→ Given instruction
Tally the lines in the data that follows that include the word "Illinois", and report nothing but the total.
-- Begin --
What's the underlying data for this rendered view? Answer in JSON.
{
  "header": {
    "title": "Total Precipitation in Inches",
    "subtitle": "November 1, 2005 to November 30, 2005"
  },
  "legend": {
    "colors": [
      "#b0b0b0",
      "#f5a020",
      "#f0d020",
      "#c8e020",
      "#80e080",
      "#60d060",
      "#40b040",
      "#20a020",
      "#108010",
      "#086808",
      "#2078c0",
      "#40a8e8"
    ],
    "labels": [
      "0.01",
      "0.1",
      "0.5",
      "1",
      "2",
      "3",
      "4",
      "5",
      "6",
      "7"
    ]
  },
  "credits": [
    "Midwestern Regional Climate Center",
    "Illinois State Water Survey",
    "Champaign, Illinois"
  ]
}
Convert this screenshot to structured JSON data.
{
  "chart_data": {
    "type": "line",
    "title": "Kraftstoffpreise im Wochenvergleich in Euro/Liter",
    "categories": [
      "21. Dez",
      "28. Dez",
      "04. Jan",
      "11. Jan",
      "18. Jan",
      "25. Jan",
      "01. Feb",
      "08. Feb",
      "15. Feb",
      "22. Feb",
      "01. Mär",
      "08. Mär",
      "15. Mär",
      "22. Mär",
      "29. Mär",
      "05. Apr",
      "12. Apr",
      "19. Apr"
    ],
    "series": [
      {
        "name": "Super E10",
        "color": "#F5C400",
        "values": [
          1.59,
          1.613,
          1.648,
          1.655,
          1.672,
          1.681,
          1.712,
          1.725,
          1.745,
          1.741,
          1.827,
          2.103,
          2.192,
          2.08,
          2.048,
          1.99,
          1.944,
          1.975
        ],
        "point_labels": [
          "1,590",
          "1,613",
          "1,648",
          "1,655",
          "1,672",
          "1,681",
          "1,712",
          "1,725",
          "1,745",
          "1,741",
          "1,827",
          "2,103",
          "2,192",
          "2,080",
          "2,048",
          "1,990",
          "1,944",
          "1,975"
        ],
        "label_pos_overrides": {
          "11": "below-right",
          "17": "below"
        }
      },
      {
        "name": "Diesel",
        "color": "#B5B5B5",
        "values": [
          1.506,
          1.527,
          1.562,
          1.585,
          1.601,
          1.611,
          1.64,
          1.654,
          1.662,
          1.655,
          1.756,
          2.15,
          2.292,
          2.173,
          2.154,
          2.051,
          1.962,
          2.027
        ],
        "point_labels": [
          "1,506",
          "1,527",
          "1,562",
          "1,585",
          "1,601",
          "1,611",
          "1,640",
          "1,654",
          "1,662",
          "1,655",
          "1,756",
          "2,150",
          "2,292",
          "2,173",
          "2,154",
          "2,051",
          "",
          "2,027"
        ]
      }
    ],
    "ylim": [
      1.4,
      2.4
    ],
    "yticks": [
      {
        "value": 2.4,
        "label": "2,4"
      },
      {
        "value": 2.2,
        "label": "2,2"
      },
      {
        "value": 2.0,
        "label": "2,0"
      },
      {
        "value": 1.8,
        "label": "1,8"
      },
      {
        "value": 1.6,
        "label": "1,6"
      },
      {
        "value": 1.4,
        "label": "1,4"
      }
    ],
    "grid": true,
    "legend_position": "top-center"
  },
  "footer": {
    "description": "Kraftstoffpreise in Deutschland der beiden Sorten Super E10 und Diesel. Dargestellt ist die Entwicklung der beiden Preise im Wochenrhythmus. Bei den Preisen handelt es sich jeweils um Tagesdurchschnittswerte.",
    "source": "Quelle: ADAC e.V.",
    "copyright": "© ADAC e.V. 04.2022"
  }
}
-- End --
→ Written reply
2